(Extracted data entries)
>> start
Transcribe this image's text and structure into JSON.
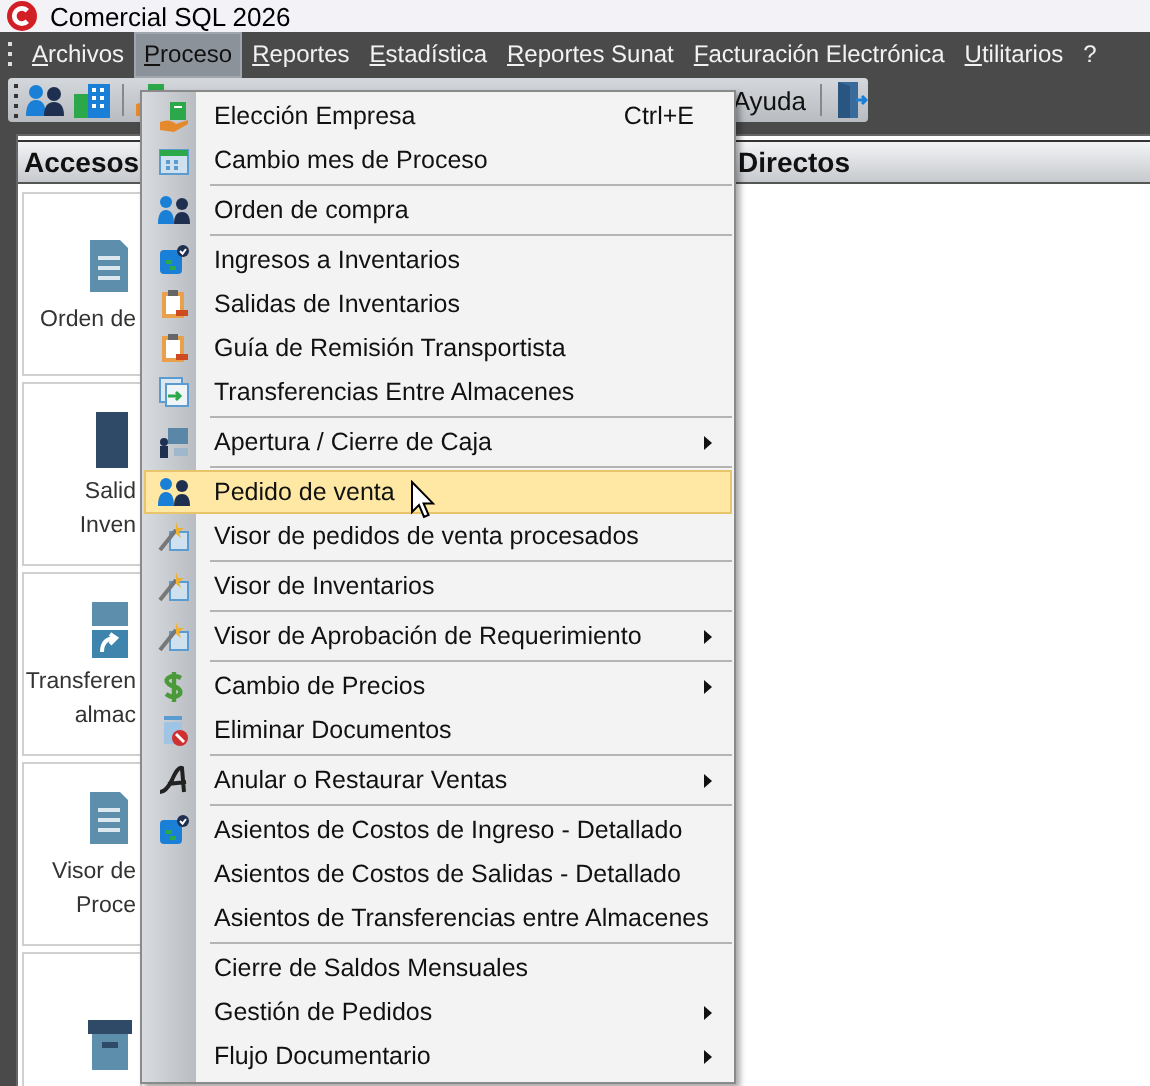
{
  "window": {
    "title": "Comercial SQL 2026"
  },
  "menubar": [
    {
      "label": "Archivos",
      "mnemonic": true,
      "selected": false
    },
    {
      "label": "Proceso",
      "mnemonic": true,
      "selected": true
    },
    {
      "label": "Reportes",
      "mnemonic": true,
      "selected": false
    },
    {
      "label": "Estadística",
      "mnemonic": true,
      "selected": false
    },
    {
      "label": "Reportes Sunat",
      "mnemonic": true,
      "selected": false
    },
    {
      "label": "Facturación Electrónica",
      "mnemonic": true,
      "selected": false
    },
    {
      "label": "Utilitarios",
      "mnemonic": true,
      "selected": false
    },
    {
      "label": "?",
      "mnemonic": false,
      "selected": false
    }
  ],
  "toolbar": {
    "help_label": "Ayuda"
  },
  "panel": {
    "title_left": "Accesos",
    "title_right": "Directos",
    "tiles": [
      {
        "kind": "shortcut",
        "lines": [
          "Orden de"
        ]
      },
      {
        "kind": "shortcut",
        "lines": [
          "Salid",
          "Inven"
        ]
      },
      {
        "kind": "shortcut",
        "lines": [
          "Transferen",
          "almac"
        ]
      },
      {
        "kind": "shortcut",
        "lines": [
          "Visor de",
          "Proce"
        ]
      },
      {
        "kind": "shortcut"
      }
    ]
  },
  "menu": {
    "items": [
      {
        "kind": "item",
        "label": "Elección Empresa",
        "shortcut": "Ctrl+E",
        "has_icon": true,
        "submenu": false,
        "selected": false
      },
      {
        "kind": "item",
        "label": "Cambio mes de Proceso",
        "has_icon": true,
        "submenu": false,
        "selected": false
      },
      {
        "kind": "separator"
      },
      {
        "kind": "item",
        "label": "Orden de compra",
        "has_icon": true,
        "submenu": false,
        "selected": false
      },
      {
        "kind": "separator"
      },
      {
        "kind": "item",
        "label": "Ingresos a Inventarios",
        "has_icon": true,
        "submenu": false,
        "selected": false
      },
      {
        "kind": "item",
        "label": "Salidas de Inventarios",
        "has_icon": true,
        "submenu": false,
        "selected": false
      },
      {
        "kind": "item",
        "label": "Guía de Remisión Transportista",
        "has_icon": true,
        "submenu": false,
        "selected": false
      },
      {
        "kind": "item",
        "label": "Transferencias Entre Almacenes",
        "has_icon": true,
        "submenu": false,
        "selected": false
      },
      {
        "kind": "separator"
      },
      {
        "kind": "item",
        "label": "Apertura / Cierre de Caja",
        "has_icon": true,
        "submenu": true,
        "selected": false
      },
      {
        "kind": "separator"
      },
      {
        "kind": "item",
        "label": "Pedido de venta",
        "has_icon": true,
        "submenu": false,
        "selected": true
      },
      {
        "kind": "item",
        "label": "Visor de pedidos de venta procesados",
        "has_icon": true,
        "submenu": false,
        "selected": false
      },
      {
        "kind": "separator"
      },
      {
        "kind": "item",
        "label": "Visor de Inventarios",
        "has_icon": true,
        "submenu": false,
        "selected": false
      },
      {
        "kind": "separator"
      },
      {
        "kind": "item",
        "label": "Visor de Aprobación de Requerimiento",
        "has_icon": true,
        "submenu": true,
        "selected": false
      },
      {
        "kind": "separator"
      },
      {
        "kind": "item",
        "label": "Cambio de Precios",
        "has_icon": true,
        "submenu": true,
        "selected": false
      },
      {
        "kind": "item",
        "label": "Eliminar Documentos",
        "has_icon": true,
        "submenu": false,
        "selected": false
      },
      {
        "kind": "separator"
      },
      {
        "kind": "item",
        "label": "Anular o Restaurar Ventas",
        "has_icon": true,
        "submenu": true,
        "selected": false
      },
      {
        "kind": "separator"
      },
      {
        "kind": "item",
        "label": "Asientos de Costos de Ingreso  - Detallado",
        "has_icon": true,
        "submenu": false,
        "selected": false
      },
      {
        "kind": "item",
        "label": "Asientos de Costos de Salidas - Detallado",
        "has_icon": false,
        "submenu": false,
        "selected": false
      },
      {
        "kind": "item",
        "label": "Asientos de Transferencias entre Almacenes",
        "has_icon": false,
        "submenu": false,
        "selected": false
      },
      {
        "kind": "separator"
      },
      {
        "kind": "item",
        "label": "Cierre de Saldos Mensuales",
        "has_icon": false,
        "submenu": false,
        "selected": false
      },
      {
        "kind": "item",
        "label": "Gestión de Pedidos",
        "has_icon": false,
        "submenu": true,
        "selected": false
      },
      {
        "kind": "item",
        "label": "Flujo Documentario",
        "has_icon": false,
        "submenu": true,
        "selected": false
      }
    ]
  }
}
>> end
Instructions for the task | From the data above, copy out every line with the string "Inventarios" in it.

Complete output |
        "label": "Ingresos a Inventarios",
        "label": "Salidas de Inventarios",
        "label": "Visor de Inventarios",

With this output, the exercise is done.